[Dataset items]
-----

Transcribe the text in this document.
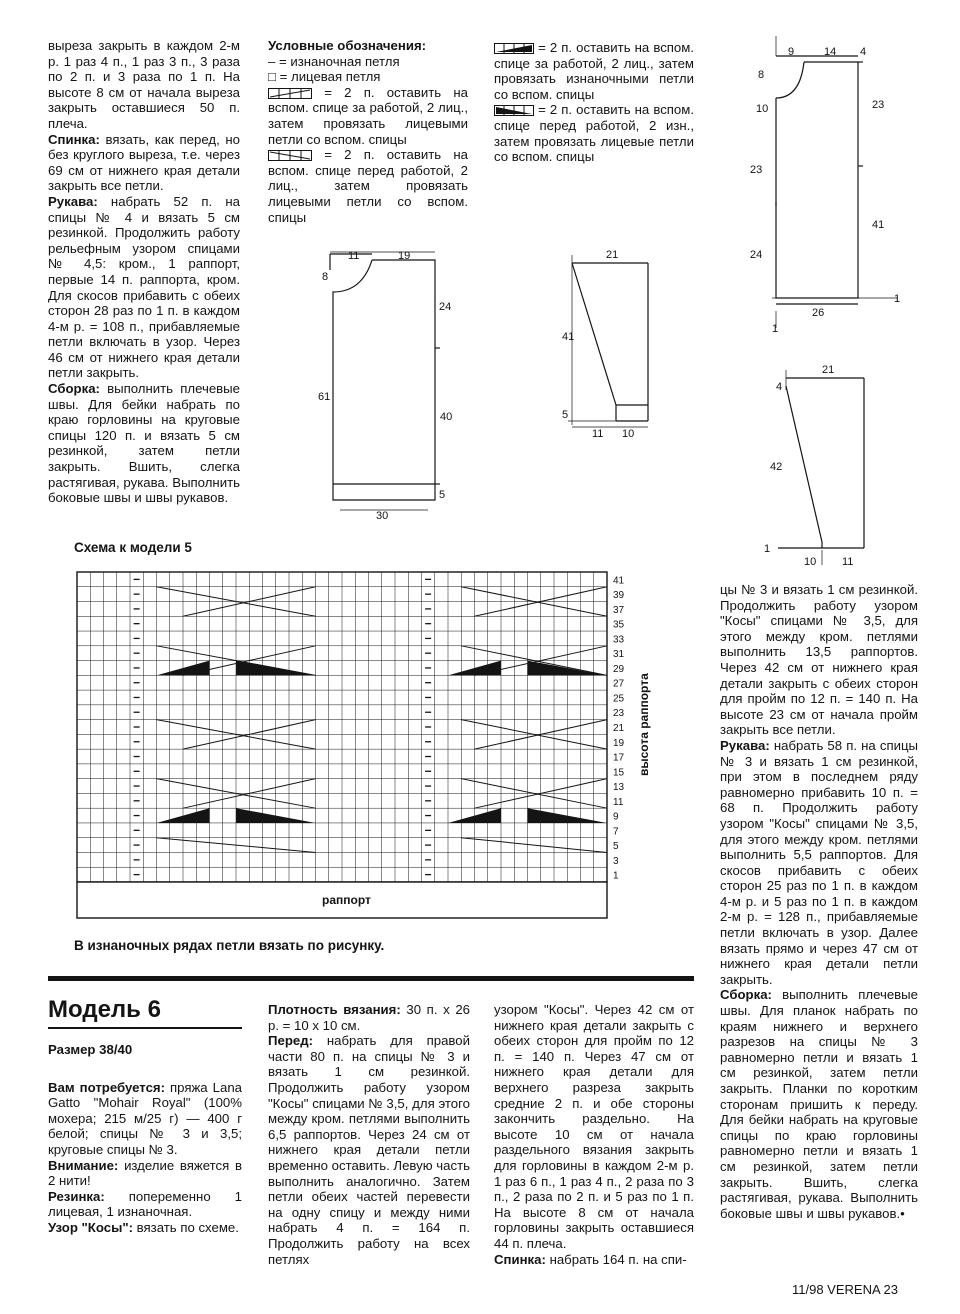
выреза закрыть в каждом 2-м р. 1 раз 4 п., 1 раз 3 п., 3 раза по 2 п. и 3 раза по 1 п. На высоте 8 см от начала выреза закрыть оставшиеся 50 п. плеча.

Спинка: вязать, как перед, но без круглого выреза, т.е. через 69 см от нижнего края детали закрыть все петли.

Рукава: набрать 52 п. на спицы № 4 и вязать 5 см резинкой. Продолжить работу рельефным узором спицами № 4,5: кром., 1 раппорт, первые 14 п. раппорта, кром. Для скосов прибавить с обеих сторон 28 раз по 1 п. в каждом 4-м р. = 108 п., прибавляемые петли включать в узор. Через 46 см от нижнего края детали петли закрыть.

Сборка: выполнить плечевые швы. Для бейки набрать по краю горловины на круговые спицы 120 п. и вязать 5 см резинкой, затем петли закрыть. Вшить, слегка растягивая, рукава. Выполнить боковые швы и швы рукавов.

Условные обозначения:

– = изнаночная петля

□ = лицевая петля

= 2 п. оставить на вспом. спице за работой, 2 лиц., затем провязать лицевыми петли со вспом. спицы

= 2 п. оставить на вспом. спице перед работой, 2 лиц., затем провязать лицевыми петли со вспом. спицы

= 2 п. оставить на вспом. спице за работой, 2 лиц., затем провязать изнаночными петли со вспом. спицы

= 2 п. оставить на вспом. спице перед работой, 2 изн., затем провязать лицевые петли со вспом. спицы

11	19
8
24
61
40
5
30
21
41
5
11 10
9	14 4
8
10	23
23
41
24
26
1
1
21
4
42
1
10 11
Схема к модели 5
41
39
37
35
33
31
29
27
25
23
21
19
17
15
13
11
9
7
5
3
1
раппорт
высота раппорта
В изнаночных рядах петли вязать по рисунку.
Модель 6

Размер 38/40

Вам потребуется: пряжа Lana Gatto "Mohair Royal" (100% мохера; 215 м/25 г) — 400 г белой; спицы № 3 и 3,5; круговые спицы № 3.

Внимание: изделие вяжется в 2 нити!

Резинка: попеременно 1 лицевая, 1 изнаночная.

Узор "Косы": вязать по схеме.

Плотность вязания: 30 п. х 26 р. = 10 х 10 см.

Перед: набрать для правой части 80 п. на спицы № 3 и вязать 1 см резинкой. Продолжить работу узором "Косы" спицами № 3,5, для этого между кром. петлями выполнить 6,5 раппортов. Через 24 см от нижнего края детали петли временно оставить. Левую часть выполнить аналогично. Затем петли обеих частей перевести на одну спицу и между ними набрать 4 п. = 164 п. Продолжить работу на всех петлях

узором "Косы". Через 42 см от нижнего края детали закрыть с обеих сторон для пройм по 12 п. = 140 п. Через 47 см от нижнего края детали для верхнего разреза закрыть средние 2 п. и обе стороны закончить раздельно. На высоте 10 см от начала раздельного вязания закрыть для горловины в каждом 2-м р. 1 раз 6 п., 1 раз 4 п., 2 раза по 3 п., 2 раза по 2 п. и 5 раз по 1 п. На высоте 8 см от начала горловины закрыть оставшиеся 44 п. плеча.

Спинка: набрать 164 п. на спи-

цы № 3 и вязать 1 см резинкой. Продолжить работу узором "Косы" спицами № 3,5, для этого между кром. петлями выполнить 13,5 раппортов. Через 42 см от нижнего края детали закрыть с обеих сторон для пройм по 12 п. = 140 п. На высоте 23 см от начала пройм закрыть все петли.

Рукава: набрать 58 п. на спицы № 3 и вязать 1 см резинкой, при этом в последнем ряду равномерно прибавить 10 п. = 68 п. Продолжить работу узором "Косы" спицами № 3,5, для этого между кром. петлями выполнить 5,5 раппортов. Для скосов прибавить с обеих сторон 25 раз по 1 п. в каждом 4-м р. и 5 раз по 1 п. в каждом 2-м р. = 128 п., прибавляемые петли включать в узор. Далее вязать прямо и через 47 см от нижнего края детали петли закрыть.

Сборка: выполнить плечевые швы. Для планок набрать по краям нижнего и верхнего разрезов на спицы № 3 равномерно петли и вязать 1 см резинкой, затем петли закрыть. Планки по коротким сторонам пришить к переду. Для бейки набрать на круговые спицы по краю горловины равномерно петли и вязать 1 см резинкой, затем петли закрыть. Вшить, слегка растягивая, рукава. Выполнить боковые швы и швы рукавов.•

11/98 VERENA 23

-----

● SHORT EXERCISE
Give only the number of lines in the preceding material that contain the string "Спинка".

● EXERCISE RESULT
2